■ LISTED RECORDS
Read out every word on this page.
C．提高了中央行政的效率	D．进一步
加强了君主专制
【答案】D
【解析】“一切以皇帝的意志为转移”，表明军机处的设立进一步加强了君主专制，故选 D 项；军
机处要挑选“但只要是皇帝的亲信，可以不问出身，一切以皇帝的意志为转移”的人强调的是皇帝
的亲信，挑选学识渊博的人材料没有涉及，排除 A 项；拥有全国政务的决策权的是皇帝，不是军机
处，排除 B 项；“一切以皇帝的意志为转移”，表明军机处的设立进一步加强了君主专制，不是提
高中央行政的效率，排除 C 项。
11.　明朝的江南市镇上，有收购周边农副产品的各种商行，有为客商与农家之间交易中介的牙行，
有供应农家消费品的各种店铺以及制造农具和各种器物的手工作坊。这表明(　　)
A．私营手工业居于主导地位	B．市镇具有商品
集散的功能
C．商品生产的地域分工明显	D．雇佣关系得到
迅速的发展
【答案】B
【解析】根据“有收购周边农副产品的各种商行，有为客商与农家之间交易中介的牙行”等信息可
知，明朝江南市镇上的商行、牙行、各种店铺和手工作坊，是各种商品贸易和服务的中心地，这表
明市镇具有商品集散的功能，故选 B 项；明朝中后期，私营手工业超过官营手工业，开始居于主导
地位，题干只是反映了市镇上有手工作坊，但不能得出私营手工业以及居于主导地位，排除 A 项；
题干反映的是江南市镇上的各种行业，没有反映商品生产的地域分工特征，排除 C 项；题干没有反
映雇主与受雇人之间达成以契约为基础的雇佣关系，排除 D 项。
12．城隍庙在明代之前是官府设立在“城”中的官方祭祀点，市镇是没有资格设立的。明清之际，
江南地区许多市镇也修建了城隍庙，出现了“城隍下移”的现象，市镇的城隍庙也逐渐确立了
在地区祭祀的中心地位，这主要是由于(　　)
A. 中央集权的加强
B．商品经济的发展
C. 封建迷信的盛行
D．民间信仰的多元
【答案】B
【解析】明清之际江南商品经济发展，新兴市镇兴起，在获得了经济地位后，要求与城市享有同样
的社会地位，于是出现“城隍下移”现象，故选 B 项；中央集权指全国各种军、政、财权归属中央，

■ AIM OF THE EXERCISE
Give back all the records exactly as they stand.

■ EXERCISE ANSWER
Read out every word on this page.
C．提高了中央行政的效率	D．进一步
加强了君主专制
【答案】D
【解析】“一切以皇帝的意志为转移”，表明军机处的设立进一步加强了君主专制，故选 D 项；军
机处要挑选“但只要是皇帝的亲信，可以不问出身，一切以皇帝的意志为转移”的人强调的是皇帝
的亲信，挑选学识渊博的人材料没有涉及，排除 A 项；拥有全国政务的决策权的是皇帝，不是军机
处，排除 B 项；“一切以皇帝的意志为转移”，表明军机处的设立进一步加强了君主专制，不是提
高中央行政的效率，排除 C 项。
11.　明朝的江南市镇上，有收购周边农副产品的各种商行，有为客商与农家之间交易中介的牙行，
有供应农家消费品的各种店铺以及制造农具和各种器物的手工作坊。这表明(　　)
A．私营手工业居于主导地位	B．市镇具有商品
集散的功能
C．商品生产的地域分工明显	D．雇佣关系得到
迅速的发展
【答案】B
【解析】根据“有收购周边农副产品的各种商行，有为客商与农家之间交易中介的牙行”等信息可
知，明朝江南市镇上的商行、牙行、各种店铺和手工作坊，是各种商品贸易和服务的中心地，这表
明市镇具有商品集散的功能，故选 B 项；明朝中后期，私营手工业超过官营手工业，开始居于主导
地位，题干只是反映了市镇上有手工作坊，但不能得出私营手工业以及居于主导地位，排除 A 项；
题干反映的是江南市镇上的各种行业，没有反映商品生产的地域分工特征，排除 C 项；题干没有反
映雇主与受雇人之间达成以契约为基础的雇佣关系，排除 D 项。
12．城隍庙在明代之前是官府设立在“城”中的官方祭祀点，市镇是没有资格设立的。明清之际，
江南地区许多市镇也修建了城隍庙，出现了“城隍下移”的现象，市镇的城隍庙也逐渐确立了
在地区祭祀的中心地位，这主要是由于(　　)
A. 中央集权的加强
B．商品经济的发展
C. 封建迷信的盛行
D．民间信仰的多元
【答案】B
【解析】明清之际江南商品经济发展，新兴市镇兴起，在获得了经济地位后，要求与城市享有同样
的社会地位，于是出现“城隍下移”现象，故选 B 项；中央集权指全国各种军、政、财权归属中央，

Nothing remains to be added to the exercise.